_WHAT YOU NEED TO DO_.
Report every line of the listing below that contains the string "average". Copy each such line in full.

_Annotated entries for elements_.
Start

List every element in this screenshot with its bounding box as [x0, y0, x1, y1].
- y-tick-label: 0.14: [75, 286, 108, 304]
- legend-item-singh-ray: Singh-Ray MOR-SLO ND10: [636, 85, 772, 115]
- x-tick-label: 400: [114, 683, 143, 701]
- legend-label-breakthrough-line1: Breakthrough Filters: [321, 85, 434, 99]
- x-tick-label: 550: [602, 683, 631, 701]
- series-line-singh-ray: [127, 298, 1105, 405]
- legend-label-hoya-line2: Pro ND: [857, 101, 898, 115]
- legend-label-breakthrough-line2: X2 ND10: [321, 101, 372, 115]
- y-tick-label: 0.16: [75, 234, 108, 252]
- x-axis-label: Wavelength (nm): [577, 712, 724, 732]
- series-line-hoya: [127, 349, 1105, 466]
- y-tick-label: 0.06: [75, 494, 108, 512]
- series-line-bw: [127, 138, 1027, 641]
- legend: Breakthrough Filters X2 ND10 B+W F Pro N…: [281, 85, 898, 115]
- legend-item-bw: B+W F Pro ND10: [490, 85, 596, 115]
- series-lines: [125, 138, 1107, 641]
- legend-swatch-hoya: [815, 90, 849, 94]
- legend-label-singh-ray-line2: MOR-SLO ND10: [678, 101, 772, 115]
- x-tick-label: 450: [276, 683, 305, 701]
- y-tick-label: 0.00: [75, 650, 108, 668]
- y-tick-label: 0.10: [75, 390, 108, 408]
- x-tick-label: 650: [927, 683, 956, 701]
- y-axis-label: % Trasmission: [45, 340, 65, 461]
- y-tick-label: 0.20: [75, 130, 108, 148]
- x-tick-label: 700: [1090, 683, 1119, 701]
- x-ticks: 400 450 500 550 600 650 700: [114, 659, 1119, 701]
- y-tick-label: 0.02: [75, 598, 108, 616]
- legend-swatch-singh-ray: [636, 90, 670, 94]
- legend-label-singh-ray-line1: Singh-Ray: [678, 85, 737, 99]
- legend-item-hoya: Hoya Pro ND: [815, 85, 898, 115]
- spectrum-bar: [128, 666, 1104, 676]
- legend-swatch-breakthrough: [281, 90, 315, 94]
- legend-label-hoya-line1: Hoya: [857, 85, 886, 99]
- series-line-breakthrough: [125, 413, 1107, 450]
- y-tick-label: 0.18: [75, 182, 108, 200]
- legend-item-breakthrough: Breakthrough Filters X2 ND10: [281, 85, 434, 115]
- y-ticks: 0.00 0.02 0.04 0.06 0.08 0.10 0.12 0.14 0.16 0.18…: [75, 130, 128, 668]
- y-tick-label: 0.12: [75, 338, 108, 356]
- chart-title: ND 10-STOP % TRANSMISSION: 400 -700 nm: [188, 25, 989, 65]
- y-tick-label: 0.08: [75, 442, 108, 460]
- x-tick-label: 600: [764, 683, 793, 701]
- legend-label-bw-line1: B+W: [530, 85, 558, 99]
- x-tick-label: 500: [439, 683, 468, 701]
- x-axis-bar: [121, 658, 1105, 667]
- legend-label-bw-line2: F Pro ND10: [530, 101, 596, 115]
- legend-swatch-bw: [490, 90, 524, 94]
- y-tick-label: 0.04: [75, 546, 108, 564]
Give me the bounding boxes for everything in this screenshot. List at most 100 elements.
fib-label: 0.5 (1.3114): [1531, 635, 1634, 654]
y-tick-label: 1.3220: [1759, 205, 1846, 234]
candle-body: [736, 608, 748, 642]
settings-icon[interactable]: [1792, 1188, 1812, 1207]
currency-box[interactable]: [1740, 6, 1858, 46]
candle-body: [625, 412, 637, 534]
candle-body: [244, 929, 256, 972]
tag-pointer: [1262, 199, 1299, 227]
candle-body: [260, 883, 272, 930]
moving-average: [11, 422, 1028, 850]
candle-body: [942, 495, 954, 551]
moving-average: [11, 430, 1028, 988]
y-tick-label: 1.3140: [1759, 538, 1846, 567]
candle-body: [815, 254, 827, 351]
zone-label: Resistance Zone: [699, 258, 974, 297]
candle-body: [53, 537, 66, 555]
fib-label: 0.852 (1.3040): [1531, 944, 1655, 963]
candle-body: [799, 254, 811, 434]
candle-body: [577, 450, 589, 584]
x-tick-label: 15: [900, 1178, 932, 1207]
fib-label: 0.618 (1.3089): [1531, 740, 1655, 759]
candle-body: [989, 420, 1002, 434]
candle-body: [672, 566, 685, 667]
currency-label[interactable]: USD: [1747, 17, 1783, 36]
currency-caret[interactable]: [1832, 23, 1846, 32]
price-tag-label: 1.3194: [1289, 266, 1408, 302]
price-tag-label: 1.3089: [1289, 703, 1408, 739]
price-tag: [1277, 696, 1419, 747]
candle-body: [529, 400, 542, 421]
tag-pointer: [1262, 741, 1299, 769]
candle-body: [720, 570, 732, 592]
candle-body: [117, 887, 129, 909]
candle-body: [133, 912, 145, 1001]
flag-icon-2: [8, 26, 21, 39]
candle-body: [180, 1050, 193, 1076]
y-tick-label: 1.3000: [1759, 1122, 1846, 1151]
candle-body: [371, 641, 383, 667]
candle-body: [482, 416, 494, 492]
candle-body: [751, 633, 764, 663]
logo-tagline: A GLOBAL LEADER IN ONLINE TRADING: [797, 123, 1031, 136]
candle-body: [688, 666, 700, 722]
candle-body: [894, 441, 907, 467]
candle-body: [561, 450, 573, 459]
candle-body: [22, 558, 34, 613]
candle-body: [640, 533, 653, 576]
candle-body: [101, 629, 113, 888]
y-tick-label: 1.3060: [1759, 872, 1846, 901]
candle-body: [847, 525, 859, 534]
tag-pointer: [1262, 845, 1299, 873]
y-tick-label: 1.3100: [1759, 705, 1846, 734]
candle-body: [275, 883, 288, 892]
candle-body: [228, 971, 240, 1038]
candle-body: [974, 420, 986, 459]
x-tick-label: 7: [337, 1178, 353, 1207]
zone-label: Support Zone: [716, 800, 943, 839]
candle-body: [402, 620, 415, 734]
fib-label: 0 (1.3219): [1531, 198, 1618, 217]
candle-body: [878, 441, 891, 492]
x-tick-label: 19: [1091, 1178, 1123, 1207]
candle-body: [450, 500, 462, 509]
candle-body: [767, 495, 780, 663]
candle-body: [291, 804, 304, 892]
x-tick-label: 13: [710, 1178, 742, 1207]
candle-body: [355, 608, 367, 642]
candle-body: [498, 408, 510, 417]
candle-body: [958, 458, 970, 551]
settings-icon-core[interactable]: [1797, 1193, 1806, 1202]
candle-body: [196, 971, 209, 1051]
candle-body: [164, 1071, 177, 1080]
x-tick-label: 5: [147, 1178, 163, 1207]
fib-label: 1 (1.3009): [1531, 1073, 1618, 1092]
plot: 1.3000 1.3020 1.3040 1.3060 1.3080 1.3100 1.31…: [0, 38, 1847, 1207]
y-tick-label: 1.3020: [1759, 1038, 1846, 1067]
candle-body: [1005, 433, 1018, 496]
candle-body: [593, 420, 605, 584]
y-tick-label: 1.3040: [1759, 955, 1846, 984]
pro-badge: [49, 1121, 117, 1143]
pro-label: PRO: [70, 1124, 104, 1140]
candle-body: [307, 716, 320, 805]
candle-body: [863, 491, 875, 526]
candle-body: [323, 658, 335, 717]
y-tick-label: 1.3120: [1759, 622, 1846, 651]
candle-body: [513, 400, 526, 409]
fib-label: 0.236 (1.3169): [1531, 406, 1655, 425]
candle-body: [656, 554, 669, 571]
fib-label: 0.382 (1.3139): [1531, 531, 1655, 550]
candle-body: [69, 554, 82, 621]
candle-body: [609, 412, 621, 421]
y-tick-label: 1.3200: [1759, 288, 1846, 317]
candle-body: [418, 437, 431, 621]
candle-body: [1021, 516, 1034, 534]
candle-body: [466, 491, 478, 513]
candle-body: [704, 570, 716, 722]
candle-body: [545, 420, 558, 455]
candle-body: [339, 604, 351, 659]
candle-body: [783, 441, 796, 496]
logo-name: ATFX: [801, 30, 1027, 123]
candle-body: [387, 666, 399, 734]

End

_OUTPUT_.
moving-average: [11, 422, 1028, 850]
moving-average: [11, 430, 1028, 988]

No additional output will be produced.